PROBLEM DESCRIPTION: Copy out the entries below word for word, from the line with "Patent image size: (778, 487)." to the line with "The arrow 12 is at (306, 425).", both included, and nothing else.

━━━

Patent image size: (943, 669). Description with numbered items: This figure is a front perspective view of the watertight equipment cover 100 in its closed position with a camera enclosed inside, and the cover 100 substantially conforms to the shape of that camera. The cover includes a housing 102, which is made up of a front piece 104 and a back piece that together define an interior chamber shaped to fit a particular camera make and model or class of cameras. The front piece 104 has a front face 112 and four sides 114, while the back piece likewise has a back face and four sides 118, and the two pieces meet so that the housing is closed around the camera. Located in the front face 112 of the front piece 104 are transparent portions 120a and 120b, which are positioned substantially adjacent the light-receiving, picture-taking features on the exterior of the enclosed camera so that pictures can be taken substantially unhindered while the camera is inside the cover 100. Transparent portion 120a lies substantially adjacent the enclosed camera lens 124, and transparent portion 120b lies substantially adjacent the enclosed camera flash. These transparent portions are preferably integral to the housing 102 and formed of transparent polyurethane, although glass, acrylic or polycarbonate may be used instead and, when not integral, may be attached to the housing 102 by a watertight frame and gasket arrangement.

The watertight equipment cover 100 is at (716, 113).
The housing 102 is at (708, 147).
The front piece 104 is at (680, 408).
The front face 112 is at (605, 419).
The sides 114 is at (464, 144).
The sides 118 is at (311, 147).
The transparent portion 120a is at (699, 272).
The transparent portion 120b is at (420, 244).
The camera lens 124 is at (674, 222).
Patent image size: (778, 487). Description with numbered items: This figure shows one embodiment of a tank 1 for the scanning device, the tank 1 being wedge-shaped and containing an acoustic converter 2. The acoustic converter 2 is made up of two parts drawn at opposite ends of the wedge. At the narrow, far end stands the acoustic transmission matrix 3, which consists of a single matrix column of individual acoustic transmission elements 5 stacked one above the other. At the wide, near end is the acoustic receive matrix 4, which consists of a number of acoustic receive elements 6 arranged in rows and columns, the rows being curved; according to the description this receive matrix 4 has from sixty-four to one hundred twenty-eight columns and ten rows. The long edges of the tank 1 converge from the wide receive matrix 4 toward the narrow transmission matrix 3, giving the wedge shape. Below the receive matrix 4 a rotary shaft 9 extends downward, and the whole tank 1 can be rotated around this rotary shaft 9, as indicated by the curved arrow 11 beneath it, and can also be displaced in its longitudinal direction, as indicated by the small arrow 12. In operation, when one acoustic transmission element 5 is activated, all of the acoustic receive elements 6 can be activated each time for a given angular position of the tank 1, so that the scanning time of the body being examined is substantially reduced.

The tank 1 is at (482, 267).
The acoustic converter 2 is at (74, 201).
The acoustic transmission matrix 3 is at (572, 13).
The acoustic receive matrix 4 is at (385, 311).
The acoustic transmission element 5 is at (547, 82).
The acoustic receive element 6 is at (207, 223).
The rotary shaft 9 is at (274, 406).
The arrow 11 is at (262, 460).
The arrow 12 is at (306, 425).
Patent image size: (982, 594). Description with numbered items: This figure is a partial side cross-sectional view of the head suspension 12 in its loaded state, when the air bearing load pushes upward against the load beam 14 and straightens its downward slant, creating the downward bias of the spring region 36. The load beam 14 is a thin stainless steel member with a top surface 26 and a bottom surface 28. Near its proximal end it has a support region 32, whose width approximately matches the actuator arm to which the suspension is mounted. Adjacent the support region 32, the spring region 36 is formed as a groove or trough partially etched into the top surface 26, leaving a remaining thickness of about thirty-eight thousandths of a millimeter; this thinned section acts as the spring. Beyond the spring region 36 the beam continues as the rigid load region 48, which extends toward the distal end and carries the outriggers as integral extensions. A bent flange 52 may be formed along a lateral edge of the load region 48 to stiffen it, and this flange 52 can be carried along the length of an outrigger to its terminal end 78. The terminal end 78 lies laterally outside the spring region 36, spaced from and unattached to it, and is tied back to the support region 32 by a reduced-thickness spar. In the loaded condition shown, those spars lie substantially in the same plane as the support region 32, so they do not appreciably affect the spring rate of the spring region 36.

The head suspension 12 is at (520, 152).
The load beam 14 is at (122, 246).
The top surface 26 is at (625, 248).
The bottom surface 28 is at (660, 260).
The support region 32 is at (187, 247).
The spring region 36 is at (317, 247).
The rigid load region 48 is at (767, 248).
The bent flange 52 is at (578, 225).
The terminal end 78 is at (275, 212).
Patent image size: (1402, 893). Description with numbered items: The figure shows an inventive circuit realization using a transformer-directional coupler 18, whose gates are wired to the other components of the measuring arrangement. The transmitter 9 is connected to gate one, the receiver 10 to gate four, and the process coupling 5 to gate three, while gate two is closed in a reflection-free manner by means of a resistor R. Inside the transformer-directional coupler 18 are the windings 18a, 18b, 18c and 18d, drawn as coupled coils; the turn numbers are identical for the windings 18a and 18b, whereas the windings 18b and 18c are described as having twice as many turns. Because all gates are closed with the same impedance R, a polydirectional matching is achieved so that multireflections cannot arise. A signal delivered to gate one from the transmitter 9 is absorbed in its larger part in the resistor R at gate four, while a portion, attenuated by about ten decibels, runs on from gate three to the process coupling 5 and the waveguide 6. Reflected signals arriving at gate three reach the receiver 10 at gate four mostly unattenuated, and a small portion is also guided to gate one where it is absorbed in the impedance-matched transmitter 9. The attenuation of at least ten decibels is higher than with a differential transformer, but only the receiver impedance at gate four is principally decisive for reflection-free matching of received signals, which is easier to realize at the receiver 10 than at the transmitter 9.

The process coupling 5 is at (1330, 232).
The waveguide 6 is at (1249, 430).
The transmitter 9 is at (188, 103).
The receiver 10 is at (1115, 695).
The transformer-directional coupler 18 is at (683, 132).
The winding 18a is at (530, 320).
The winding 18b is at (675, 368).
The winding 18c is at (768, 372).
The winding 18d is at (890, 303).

━━━

REPLY:
Patent image size: (778, 487). Description with numbered items: This figure shows one embodiment of a tank 1 for the scanning device, the tank 1 being wedge-shaped and containing an acoustic converter 2. The acoustic converter 2 is made up of two parts drawn at opposite ends of the wedge. At the narrow, far end stands the acoustic transmission matrix 3, which consists of a single matrix column of individual acoustic transmission elements 5 stacked one above the other. At the wide, near end is the acoustic receive matrix 4, which consists of a number of acoustic receive elements 6 arranged in rows and columns, the rows being curved; according to the description this receive matrix 4 has from sixty-four to one hundred twenty-eight columns and ten rows. The long edges of the tank 1 converge from the wide receive matrix 4 toward the narrow transmission matrix 3, giving the wedge shape. Below the receive matrix 4 a rotary shaft 9 extends downward, and the whole tank 1 can be rotated around this rotary shaft 9, as indicated by the curved arrow 11 beneath it, and can also be displaced in its longitudinal direction, as indicated by the small arrow 12. In operation, when one acoustic transmission element 5 is activated, all of the acoustic receive elements 6 can be activated each time for a given angular position of the tank 1, so that the scanning time of the body being examined is substantially reduced.

The tank 1 is at (482, 267).
The acoustic converter 2 is at (74, 201).
The acoustic transmission matrix 3 is at (572, 13).
The acoustic receive matrix 4 is at (385, 311).
The acoustic transmission element 5 is at (547, 82).
The acoustic receive element 6 is at (207, 223).
The rotary shaft 9 is at (274, 406).
The arrow 11 is at (262, 460).
The arrow 12 is at (306, 425).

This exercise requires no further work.